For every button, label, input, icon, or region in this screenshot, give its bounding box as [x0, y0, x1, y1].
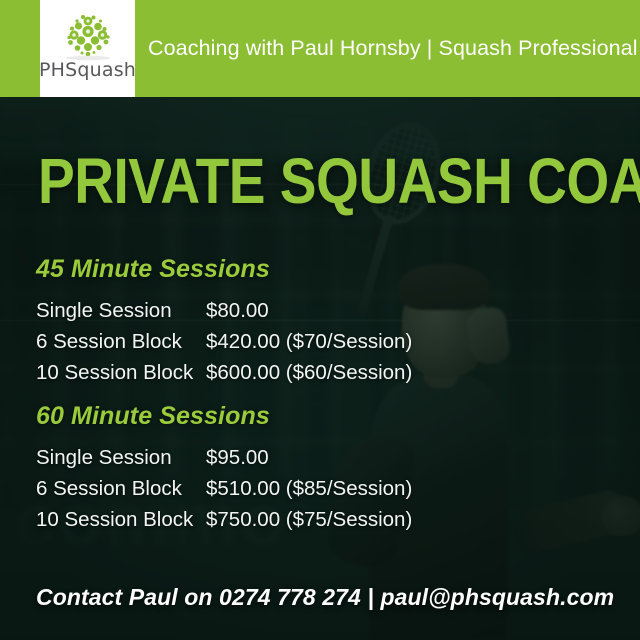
price-row-label: Single Session: [36, 295, 206, 326]
header-bar: PHSquash Coaching with Paul Hornsby | Sq…: [0, 0, 640, 97]
price-row-value: $420.00 ($70/Session): [206, 326, 412, 357]
logo-block[interactable]: PHSquash: [40, 0, 135, 97]
price-row: Single Session $95.00: [36, 442, 412, 473]
price-row-value: $750.00 ($75/Session): [206, 504, 412, 535]
pricing-section-45min: 45 Minute Sessions Single Session $80.00…: [36, 255, 412, 388]
contact-line[interactable]: Contact Paul on 0274 778 274 | paul@phsq…: [36, 584, 614, 611]
price-row-value: $510.00 ($85/Session): [206, 473, 412, 504]
price-row: 6 Session Block $510.00 ($85/Session): [36, 473, 412, 504]
poster-content: PRIVATE SQUASH COACHING 45 Minute Sessio…: [0, 97, 640, 640]
poster-title: PRIVATE SQUASH COACHING: [38, 145, 640, 218]
price-row-value: $600.00 ($60/Session): [206, 357, 412, 388]
price-row-label: 10 Session Block: [36, 357, 206, 388]
header-tagline: Coaching with Paul Hornsby | Squash Prof…: [148, 0, 638, 97]
price-row-value: $80.00: [206, 295, 269, 326]
phsquash-sphere-icon: [59, 9, 117, 61]
price-row-label: 6 Session Block: [36, 473, 206, 504]
price-row-label: 6 Session Block: [36, 326, 206, 357]
price-row: 10 Session Block $750.00 ($75/Session): [36, 504, 412, 535]
section-heading: 45 Minute Sessions: [36, 255, 412, 284]
price-row-value: $95.00: [206, 442, 269, 473]
section-heading: 60 Minute Sessions: [36, 402, 412, 431]
price-row: Single Session $80.00: [36, 295, 412, 326]
price-row: 10 Session Block $600.00 ($60/Session): [36, 357, 412, 388]
phsquash-wordmark: PHSquash: [39, 59, 136, 81]
price-row-label: Single Session: [36, 442, 206, 473]
price-row-label: 10 Session Block: [36, 504, 206, 535]
price-row: 6 Session Block $420.00 ($70/Session): [36, 326, 412, 357]
pricing-section-60min: 60 Minute Sessions Single Session $95.00…: [36, 402, 412, 535]
coaching-price-poster: commo: [0, 0, 640, 640]
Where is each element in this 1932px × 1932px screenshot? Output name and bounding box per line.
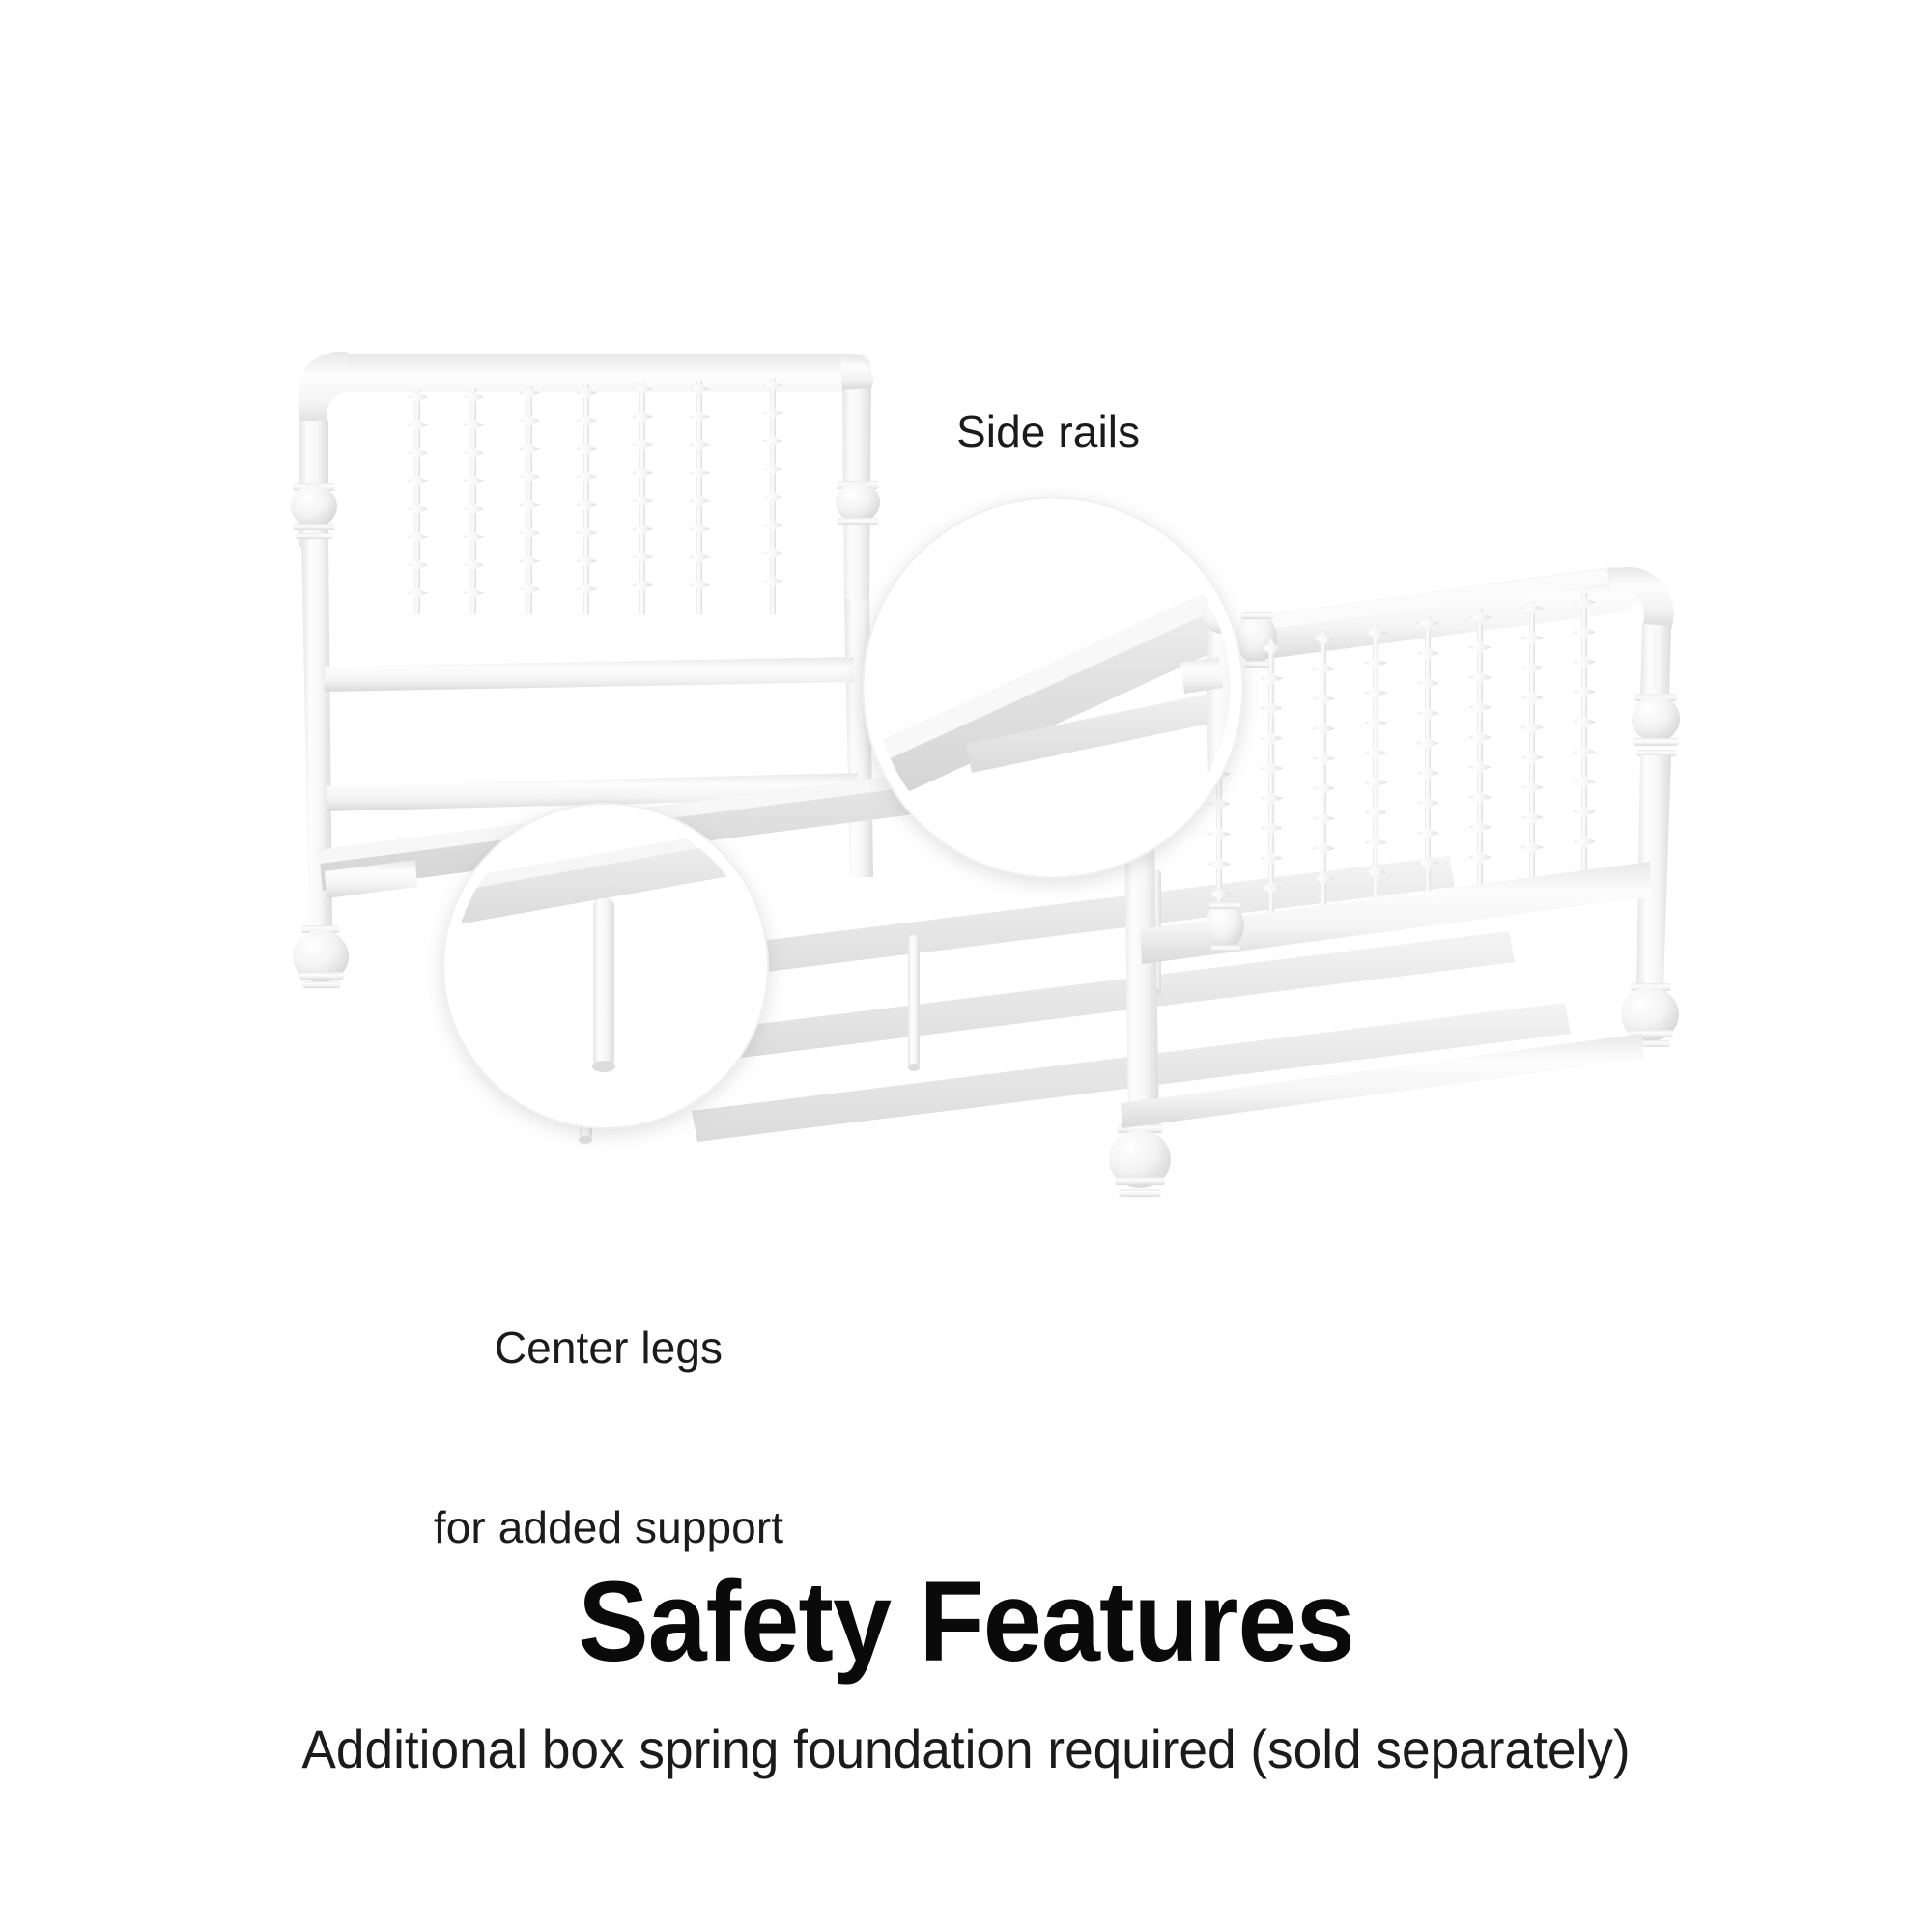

TASK BRIEF
Can you reproduce the listing above word for word, leaving out the pictures?

RESPONSE
For every button, label, input, icon, or region in this screenshot, give its bounding box as [x0, y0, x1, y1].
price-row-label: Single Session: [36, 295, 206, 326]
header-bar: PHSquash Coaching with Paul Hornsby | Sq…: [0, 0, 640, 97]
price-row-value: $420.00 ($70/Session): [206, 326, 412, 357]
logo-block[interactable]: PHSquash: [40, 0, 135, 97]
price-row: Single Session $95.00: [36, 442, 412, 473]
price-row-value: $750.00 ($75/Session): [206, 504, 412, 535]
pricing-section-45min: 45 Minute Sessions Single Session $80.00…: [36, 255, 412, 388]
contact-line[interactable]: Contact Paul on 0274 778 274 | paul@phsq…: [36, 584, 614, 611]
price-row-value: $510.00 ($85/Session): [206, 473, 412, 504]
price-row: 6 Session Block $510.00 ($85/Session): [36, 473, 412, 504]
poster-content: PRIVATE SQUASH COACHING 45 Minute Sessio…: [0, 97, 640, 640]
poster-title: PRIVATE SQUASH COACHING: [38, 145, 640, 218]
price-row-value: $600.00 ($60/Session): [206, 357, 412, 388]
price-row-label: 10 Session Block: [36, 357, 206, 388]
header-tagline: Coaching with Paul Hornsby | Squash Prof…: [148, 0, 638, 97]
price-row-value: $80.00: [206, 295, 269, 326]
phsquash-sphere-icon: [59, 9, 117, 61]
price-row-label: 6 Session Block: [36, 473, 206, 504]
price-row-label: 6 Session Block: [36, 326, 206, 357]
price-row: 10 Session Block $750.00 ($75/Session): [36, 504, 412, 535]
section-heading: 45 Minute Sessions: [36, 255, 412, 284]
price-row-value: $95.00: [206, 442, 269, 473]
section-heading: 60 Minute Sessions: [36, 402, 412, 431]
price-row: Single Session $80.00: [36, 295, 412, 326]
price-row: 10 Session Block $600.00 ($60/Session): [36, 357, 412, 388]
phsquash-wordmark: PHSquash: [39, 59, 136, 81]
price-row-label: Single Session: [36, 442, 206, 473]
price-row-label: 10 Session Block: [36, 504, 206, 535]
price-row: 6 Session Block $420.00 ($70/Session): [36, 326, 412, 357]
pricing-section-60min: 60 Minute Sessions Single Session $95.00…: [36, 402, 412, 535]
coaching-price-poster: commo: [0, 0, 640, 640]
Where is each element in this 1932px × 1932px screenshot? Output name and bounding box per line.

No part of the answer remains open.